Report every line from the material that contains the word "this".
***** AVAILABLE DATA *****
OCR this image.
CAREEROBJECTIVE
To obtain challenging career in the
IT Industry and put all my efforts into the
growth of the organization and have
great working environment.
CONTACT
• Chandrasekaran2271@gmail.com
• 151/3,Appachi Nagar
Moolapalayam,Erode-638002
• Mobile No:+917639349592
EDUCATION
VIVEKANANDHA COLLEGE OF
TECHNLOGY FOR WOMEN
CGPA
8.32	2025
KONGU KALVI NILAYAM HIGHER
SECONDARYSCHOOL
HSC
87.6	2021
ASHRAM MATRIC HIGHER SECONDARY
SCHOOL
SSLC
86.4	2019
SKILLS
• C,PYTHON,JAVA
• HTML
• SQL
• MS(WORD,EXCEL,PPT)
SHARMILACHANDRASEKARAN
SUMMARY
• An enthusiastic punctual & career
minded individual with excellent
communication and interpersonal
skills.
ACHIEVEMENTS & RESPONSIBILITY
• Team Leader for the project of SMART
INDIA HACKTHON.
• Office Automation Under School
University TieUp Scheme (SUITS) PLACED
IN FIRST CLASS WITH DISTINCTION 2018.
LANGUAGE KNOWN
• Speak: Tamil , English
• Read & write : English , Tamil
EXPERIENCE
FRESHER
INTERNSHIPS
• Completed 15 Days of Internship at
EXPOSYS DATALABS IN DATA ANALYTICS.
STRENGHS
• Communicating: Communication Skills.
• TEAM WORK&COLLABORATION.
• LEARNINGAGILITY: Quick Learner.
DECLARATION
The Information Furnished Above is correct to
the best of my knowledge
*****
***** AVAILABLE DATA *****
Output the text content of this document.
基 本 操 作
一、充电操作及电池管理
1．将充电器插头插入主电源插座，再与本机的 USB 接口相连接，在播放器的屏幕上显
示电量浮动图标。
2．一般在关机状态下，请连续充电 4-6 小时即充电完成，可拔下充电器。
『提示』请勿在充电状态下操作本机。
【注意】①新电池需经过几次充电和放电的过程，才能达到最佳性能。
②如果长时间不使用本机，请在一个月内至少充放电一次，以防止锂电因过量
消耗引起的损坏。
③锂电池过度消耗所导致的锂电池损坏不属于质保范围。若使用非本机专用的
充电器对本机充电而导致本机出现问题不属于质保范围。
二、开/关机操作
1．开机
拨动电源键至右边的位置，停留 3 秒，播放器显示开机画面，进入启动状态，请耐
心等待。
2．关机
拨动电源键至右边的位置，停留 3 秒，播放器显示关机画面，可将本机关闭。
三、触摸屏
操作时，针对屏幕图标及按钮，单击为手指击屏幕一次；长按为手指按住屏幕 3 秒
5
*****
◆ **TASK ANSWER**
OCR this image.
Output the text content of this document.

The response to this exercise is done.